*PROBLEM DESCRIPTION*.
Repeat the listing below in full, exactly as it stands.

Extracted records
———

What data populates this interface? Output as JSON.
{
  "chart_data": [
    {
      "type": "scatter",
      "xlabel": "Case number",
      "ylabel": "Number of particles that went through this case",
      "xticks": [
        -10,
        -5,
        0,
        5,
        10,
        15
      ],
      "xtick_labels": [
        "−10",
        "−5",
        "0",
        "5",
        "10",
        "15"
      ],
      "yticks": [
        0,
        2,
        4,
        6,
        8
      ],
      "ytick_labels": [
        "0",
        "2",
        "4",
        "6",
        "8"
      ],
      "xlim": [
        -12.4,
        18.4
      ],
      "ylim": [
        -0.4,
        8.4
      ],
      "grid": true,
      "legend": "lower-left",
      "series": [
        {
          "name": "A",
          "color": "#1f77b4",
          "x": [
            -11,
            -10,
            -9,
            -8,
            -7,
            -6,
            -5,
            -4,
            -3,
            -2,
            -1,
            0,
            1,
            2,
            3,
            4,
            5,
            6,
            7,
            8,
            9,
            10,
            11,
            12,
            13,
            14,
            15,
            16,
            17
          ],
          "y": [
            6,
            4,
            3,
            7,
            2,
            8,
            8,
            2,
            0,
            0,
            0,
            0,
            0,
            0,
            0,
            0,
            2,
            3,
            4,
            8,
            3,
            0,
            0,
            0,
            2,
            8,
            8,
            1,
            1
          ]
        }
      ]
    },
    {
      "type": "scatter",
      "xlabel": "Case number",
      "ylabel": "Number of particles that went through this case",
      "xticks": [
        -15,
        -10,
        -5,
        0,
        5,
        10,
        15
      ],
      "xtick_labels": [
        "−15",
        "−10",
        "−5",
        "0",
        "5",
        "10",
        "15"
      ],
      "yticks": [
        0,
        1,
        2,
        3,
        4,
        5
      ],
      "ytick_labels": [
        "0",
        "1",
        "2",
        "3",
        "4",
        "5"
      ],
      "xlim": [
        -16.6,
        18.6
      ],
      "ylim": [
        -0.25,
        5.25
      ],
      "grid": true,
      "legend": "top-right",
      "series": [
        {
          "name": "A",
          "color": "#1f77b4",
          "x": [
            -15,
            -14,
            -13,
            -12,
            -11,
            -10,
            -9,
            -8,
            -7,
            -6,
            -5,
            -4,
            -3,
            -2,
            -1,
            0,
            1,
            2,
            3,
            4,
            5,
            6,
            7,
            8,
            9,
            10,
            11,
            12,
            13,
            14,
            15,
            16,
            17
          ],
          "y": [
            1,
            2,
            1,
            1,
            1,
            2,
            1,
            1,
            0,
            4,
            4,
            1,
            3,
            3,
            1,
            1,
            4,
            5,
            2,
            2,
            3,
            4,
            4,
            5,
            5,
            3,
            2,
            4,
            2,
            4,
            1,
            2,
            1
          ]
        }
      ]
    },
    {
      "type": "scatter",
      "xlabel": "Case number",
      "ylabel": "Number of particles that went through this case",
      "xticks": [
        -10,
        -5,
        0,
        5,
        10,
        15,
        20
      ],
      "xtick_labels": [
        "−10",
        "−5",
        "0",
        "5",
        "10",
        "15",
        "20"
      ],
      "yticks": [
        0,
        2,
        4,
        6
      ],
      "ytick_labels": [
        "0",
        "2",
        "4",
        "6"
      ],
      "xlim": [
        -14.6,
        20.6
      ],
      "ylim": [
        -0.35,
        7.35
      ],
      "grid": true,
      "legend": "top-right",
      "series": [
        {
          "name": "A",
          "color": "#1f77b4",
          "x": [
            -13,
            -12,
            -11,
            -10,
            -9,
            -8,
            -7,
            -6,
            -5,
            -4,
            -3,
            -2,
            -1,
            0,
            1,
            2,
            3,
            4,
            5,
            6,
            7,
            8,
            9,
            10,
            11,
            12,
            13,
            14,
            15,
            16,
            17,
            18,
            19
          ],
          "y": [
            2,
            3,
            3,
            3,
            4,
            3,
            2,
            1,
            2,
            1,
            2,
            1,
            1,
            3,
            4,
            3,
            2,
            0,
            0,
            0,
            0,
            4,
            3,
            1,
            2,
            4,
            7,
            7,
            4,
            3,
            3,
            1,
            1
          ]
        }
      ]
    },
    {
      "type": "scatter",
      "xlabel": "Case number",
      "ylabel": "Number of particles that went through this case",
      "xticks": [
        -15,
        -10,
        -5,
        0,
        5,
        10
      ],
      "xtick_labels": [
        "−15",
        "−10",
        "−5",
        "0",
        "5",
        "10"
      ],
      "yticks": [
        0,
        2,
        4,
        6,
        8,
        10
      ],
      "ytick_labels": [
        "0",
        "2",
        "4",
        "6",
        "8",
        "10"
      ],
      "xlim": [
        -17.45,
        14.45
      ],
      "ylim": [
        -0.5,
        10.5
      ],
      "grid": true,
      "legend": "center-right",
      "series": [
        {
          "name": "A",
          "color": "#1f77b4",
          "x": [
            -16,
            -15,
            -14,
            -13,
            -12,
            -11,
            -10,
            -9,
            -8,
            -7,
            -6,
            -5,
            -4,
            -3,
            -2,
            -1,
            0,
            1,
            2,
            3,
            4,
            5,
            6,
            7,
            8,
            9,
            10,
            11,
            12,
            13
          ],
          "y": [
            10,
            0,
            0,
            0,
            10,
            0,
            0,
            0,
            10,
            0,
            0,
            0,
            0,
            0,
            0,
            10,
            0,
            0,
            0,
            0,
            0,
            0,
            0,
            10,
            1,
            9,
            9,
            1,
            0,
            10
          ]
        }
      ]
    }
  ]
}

———

*FINISHED TASK*.
What data populates this interface? Output as JSON.
{
  "chart_data": [
    {
      "type": "scatter",
      "xlabel": "Case number",
      "ylabel": "Number of particles that went through this case",
      "xticks": [
        -10,
        -5,
        0,
        5,
        10,
        15
      ],
      "xtick_labels": [
        "−10",
        "−5",
        "0",
        "5",
        "10",
        "15"
      ],
      "yticks": [
        0,
        2,
        4,
        6,
        8
      ],
      "ytick_labels": [
        "0",
        "2",
        "4",
        "6",
        "8"
      ],
      "xlim": [
        -12.4,
        18.4
      ],
      "ylim": [
        -0.4,
        8.4
      ],
      "grid": true,
      "legend": "lower-left",
      "series": [
        {
          "name": "A",
          "color": "#1f77b4",
          "x": [
            -11,
            -10,
            -9,
            -8,
            -7,
            -6,
            -5,
            -4,
            -3,
            -2,
            -1,
            0,
            1,
            2,
            3,
            4,
            5,
            6,
            7,
            8,
            9,
            10,
            11,
            12,
            13,
            14,
            15,
            16,
            17
          ],
          "y": [
            6,
            4,
            3,
            7,
            2,
            8,
            8,
            2,
            0,
            0,
            0,
            0,
            0,
            0,
            0,
            0,
            2,
            3,
            4,
            8,
            3,
            0,
            0,
            0,
            2,
            8,
            8,
            1,
            1
          ]
        }
      ]
    },
    {
      "type": "scatter",
      "xlabel": "Case number",
      "ylabel": "Number of particles that went through this case",
      "xticks": [
        -15,
        -10,
        -5,
        0,
        5,
        10,
        15
      ],
      "xtick_labels": [
        "−15",
        "−10",
        "−5",
        "0",
        "5",
        "10",
        "15"
      ],
      "yticks": [
        0,
        1,
        2,
        3,
        4,
        5
      ],
      "ytick_labels": [
        "0",
        "1",
        "2",
        "3",
        "4",
        "5"
      ],
      "xlim": [
        -16.6,
        18.6
      ],
      "ylim": [
        -0.25,
        5.25
      ],
      "grid": true,
      "legend": "top-right",
      "series": [
        {
          "name": "A",
          "color": "#1f77b4",
          "x": [
            -15,
            -14,
            -13,
            -12,
            -11,
            -10,
            -9,
            -8,
            -7,
            -6,
            -5,
            -4,
            -3,
            -2,
            -1,
            0,
            1,
            2,
            3,
            4,
            5,
            6,
            7,
            8,
            9,
            10,
            11,
            12,
            13,
            14,
            15,
            16,
            17
          ],
          "y": [
            1,
            2,
            1,
            1,
            1,
            2,
            1,
            1,
            0,
            4,
            4,
            1,
            3,
            3,
            1,
            1,
            4,
            5,
            2,
            2,
            3,
            4,
            4,
            5,
            5,
            3,
            2,
            4,
            2,
            4,
            1,
            2,
            1
          ]
        }
      ]
    },
    {
      "type": "scatter",
      "xlabel": "Case number",
      "ylabel": "Number of particles that went through this case",
      "xticks": [
        -10,
        -5,
        0,
        5,
        10,
        15,
        20
      ],
      "xtick_labels": [
        "−10",
        "−5",
        "0",
        "5",
        "10",
        "15",
        "20"
      ],
      "yticks": [
        0,
        2,
        4,
        6
      ],
      "ytick_labels": [
        "0",
        "2",
        "4",
        "6"
      ],
      "xlim": [
        -14.6,
        20.6
      ],
      "ylim": [
        -0.35,
        7.35
      ],
      "grid": true,
      "legend": "top-right",
      "series": [
        {
          "name": "A",
          "color": "#1f77b4",
          "x": [
            -13,
            -12,
            -11,
            -10,
            -9,
            -8,
            -7,
            -6,
            -5,
            -4,
            -3,
            -2,
            -1,
            0,
            1,
            2,
            3,
            4,
            5,
            6,
            7,
            8,
            9,
            10,
            11,
            12,
            13,
            14,
            15,
            16,
            17,
            18,
            19
          ],
          "y": [
            2,
            3,
            3,
            3,
            4,
            3,
            2,
            1,
            2,
            1,
            2,
            1,
            1,
            3,
            4,
            3,
            2,
            0,
            0,
            0,
            0,
            4,
            3,
            1,
            2,
            4,
            7,
            7,
            4,
            3,
            3,
            1,
            1
          ]
        }
      ]
    },
    {
      "type": "scatter",
      "xlabel": "Case number",
      "ylabel": "Number of particles that went through this case",
      "xticks": [
        -15,
        -10,
        -5,
        0,
        5,
        10
      ],
      "xtick_labels": [
        "−15",
        "−10",
        "−5",
        "0",
        "5",
        "10"
      ],
      "yticks": [
        0,
        2,
        4,
        6,
        8,
        10
      ],
      "ytick_labels": [
        "0",
        "2",
        "4",
        "6",
        "8",
        "10"
      ],
      "xlim": [
        -17.45,
        14.45
      ],
      "ylim": [
        -0.5,
        10.5
      ],
      "grid": true,
      "legend": "center-right",
      "series": [
        {
          "name": "A",
          "color": "#1f77b4",
          "x": [
            -16,
            -15,
            -14,
            -13,
            -12,
            -11,
            -10,
            -9,
            -8,
            -7,
            -6,
            -5,
            -4,
            -3,
            -2,
            -1,
            0,
            1,
            2,
            3,
            4,
            5,
            6,
            7,
            8,
            9,
            10,
            11,
            12,
            13
          ],
          "y": [
            10,
            0,
            0,
            0,
            10,
            0,
            0,
            0,
            10,
            0,
            0,
            0,
            0,
            0,
            0,
            10,
            0,
            0,
            0,
            0,
            0,
            0,
            0,
            10,
            1,
            9,
            9,
            1,
            0,
            10
          ]
        }
      ]
    }
  ]
}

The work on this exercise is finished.